**Records**:
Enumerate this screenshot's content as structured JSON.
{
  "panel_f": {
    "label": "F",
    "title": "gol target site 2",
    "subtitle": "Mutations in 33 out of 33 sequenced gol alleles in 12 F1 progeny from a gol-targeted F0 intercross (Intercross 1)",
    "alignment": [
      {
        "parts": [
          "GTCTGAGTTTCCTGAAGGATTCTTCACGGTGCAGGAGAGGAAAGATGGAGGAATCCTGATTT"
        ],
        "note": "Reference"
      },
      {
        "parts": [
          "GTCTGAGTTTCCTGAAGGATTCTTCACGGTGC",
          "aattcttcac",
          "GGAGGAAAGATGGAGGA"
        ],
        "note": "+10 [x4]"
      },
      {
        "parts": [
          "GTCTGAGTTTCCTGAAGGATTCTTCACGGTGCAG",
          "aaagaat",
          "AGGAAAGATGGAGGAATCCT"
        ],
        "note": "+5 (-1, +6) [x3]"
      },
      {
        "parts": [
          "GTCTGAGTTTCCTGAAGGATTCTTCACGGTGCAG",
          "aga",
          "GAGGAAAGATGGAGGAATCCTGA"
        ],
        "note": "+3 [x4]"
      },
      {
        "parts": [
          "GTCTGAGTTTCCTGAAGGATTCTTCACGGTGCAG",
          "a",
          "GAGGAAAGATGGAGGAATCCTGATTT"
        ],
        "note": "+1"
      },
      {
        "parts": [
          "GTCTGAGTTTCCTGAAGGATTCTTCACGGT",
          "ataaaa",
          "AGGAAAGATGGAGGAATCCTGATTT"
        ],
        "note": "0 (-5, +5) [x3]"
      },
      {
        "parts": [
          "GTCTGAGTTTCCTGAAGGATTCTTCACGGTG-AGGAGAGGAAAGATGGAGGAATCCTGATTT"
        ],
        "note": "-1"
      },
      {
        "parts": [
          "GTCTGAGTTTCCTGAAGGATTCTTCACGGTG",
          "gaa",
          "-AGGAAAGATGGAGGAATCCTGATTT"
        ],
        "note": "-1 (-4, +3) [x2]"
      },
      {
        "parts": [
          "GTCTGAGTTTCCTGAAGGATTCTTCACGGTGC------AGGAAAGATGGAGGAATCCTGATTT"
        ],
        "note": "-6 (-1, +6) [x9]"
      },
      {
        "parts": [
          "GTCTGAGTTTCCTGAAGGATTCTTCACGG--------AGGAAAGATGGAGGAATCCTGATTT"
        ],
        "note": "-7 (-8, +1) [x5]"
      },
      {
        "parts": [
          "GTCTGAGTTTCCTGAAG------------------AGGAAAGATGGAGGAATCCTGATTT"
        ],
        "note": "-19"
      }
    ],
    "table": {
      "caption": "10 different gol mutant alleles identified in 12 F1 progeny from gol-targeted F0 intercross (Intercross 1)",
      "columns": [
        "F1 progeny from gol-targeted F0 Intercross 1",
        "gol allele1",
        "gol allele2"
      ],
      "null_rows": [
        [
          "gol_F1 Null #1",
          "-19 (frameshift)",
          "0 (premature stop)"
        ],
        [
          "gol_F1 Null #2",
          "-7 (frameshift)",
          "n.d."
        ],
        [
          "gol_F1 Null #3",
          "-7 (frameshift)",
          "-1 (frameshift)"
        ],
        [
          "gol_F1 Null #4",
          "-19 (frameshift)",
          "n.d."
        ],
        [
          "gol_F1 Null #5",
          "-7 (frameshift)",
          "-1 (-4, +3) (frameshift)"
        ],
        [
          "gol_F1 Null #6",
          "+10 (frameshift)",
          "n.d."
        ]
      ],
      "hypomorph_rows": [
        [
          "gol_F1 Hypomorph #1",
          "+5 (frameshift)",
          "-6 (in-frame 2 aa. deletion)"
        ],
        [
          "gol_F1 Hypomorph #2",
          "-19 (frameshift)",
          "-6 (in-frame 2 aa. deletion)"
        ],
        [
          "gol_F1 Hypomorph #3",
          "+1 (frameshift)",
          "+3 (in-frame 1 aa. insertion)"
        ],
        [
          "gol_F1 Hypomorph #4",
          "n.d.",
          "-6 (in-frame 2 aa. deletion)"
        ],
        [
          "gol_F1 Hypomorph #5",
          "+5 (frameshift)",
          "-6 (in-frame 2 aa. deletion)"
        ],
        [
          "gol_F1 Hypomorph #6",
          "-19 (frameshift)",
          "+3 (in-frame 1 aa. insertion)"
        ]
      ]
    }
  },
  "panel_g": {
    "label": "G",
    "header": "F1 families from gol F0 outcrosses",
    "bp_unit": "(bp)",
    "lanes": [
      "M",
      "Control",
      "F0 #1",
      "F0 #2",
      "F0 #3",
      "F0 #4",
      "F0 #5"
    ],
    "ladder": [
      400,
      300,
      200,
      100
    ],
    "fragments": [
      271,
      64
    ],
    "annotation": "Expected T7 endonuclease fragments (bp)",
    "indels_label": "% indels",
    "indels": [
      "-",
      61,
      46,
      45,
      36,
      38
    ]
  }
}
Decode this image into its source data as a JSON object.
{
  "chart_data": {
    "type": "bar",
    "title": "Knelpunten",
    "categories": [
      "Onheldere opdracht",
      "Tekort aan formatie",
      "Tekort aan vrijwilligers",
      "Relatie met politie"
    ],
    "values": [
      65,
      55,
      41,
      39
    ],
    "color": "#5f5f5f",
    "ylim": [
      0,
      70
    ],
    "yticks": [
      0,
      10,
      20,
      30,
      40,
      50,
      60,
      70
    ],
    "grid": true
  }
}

**What the exercise asks**:
Set down, unchanged, the line that contains "Decode this image" together with every later line in the records, through the last one.

**Response for this exercise**:
Decode this image into its source data as a JSON object.
{
  "chart_data": {
    "type": "bar",
    "title": "Knelpunten",
    "categories": [
      "Onheldere opdracht",
      "Tekort aan formatie",
      "Tekort aan vrijwilligers",
      "Relatie met politie"
    ],
    "values": [
      65,
      55,
      41,
      39
    ],
    "color": "#5f5f5f",
    "ylim": [
      0,
      70
    ],
    "yticks": [
      0,
      10,
      20,
      30,
      40,
      50,
      60,
      70
    ],
    "grid": true
  }
}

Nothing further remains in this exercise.